▶ [PROBLEMS TO SOLVE]
1. In the blog post on monetary stimulus, how long does the Federal Reserve's own forecast say it will take for employment to return to its long-run sustainable level?
2. Write the next part of the blog post on monetary stimulus, starting after its final sentence.

▶ [GIVEN TEXT]
..............................

THE BLOG

Time for a Monetary Boost

07/21/2010 06:06 pm ET | Updated May 25, 2011

In his testimony to the Congress this week, Fed Chairman Ben Bernanke left the door open to further monetary stimulus but made it clear that such action is not imminent. This reluctance to act may seem puzzling given the widespread view that the economic recovery is too weak. In response to a Senator's question, Chairman Bernanke gave a hint as to the reasoning behind the Fed's reluctance, saying that "no one can say that the Federal Reserve did not act aggressively" to prevent an economic depression last year.

Indeed, the Fed did act aggressively both in lowering its traditional policy interest rate and in a number of unprecedented and unconventional measures. It is only natural to be cautious when operating outside familiar territory, and the Fed has spent most of the past 12 months waiting to see how the economy would respond to its policies. Now the verdict is in: the Fed's policies were successful as far as they went. They turned an incipient depression into a modest recovery, but they did not go quite far enough to obtain a truly robust and satisfactory recovery.

The Federal Reserve's own forecast shows that it will take at least three or four years for employment to return to its long-run sustainable level. This extended period of high unemployment represents a massive waste of productive labor and untold personal suffering of unemployed workers. The Fed should be aiming to get us back on track within two years. And the urgency of Fed action is all the more important because Congress has refused to provide more stimulus.

In addition, it is now apparent that deflation is a more serious risk for the US economy than inflation. The latest data show overall declines in consumer and producer prices. Even after excluding the volatile food and energy components, core inflation has trended well below the 2-percent level that central banks view as optimal for economic growth and that the Fed has adopted as its goal.

Clearly, the case for monetary stimulus is strong. But what form should it take? With financial markets now in healthier shape, the Fed does not need to invoke the "unusual and exigent circumstances" clause to lend directly to the private nonbanking sector. Rather, it should return to its traditional roles of lending to the banking system and buying Treasury securities. Three actions, in particular, would be helpful at this time.

..............................

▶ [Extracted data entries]
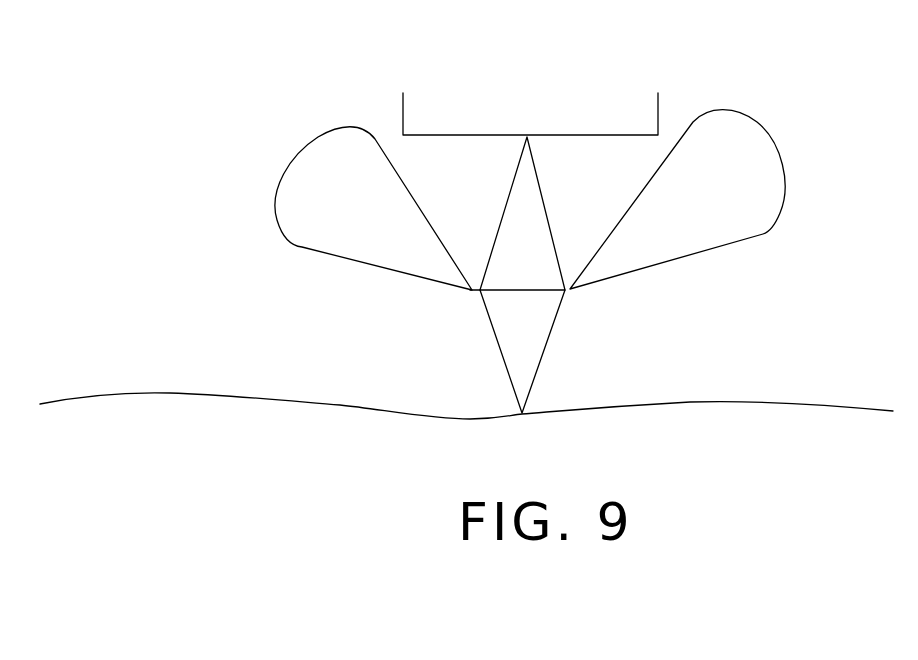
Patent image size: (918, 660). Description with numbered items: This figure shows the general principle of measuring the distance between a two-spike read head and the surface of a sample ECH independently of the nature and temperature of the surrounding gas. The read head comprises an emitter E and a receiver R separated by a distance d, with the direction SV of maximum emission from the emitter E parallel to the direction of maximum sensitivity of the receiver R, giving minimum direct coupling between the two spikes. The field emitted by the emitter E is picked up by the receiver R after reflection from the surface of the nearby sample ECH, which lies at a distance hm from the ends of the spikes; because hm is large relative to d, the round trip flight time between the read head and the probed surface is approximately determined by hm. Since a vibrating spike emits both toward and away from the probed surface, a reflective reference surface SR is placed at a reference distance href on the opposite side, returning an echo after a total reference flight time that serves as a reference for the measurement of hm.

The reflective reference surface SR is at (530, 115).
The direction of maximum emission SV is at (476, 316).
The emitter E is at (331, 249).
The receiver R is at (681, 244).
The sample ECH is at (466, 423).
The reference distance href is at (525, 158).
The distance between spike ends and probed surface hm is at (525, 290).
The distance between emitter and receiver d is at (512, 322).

..............................

▶ [ANSWER LIST]
1. At least three or four years.

2.
First, the Fed should lower the interest rate it pays on bank reserves to zero. This is a small step, as the current rate is only 0.25 percent, but there is no reason to pay banks more than the rate paid by the closest substitute, short-term Treasury bills. Three-month Treasury bills currently yield 0.15 percent, and that rate, too, should be brought down to zero.

Second, the Fed should bring down the rates on longer-term Treasury securities by targeting the interest rate on 3-year Treasury notes at 0.25 percent and aggressively purchasing such securities whenever their yield exceeds the target. That is a 65-basis point reduction from the current rate of 0.90 percent. This step would also push down longer-term yields and reduce a wide range of private borrowing rates, encouraging business investment, supporting the housing market, and boosting exports through a weaker dollar. Moreover, pushing down yields on short- to medium-term Treasury securities is precisely the strategy for fighting deflation recommended by Ben Bernanke in 2002.

Finally, the Fed could bolster the stimulative effects of these actions by establishing a full-allotment lending facility to enable banks to borrow (with high-quality collateral) at terms of up to 24 months at a fixed interest rate of 0.25 percent.

These measures are all within the Federal Reserve's established powers. They pose essentially no risk to the Fed's balance sheet. They would reduce unemployment roughly as much as a 2-year $600 billion fiscal package and yet they would actually reduce the federal budget deficit. And they can be reversed quickly should the balance of risks shift from deflation to inflation.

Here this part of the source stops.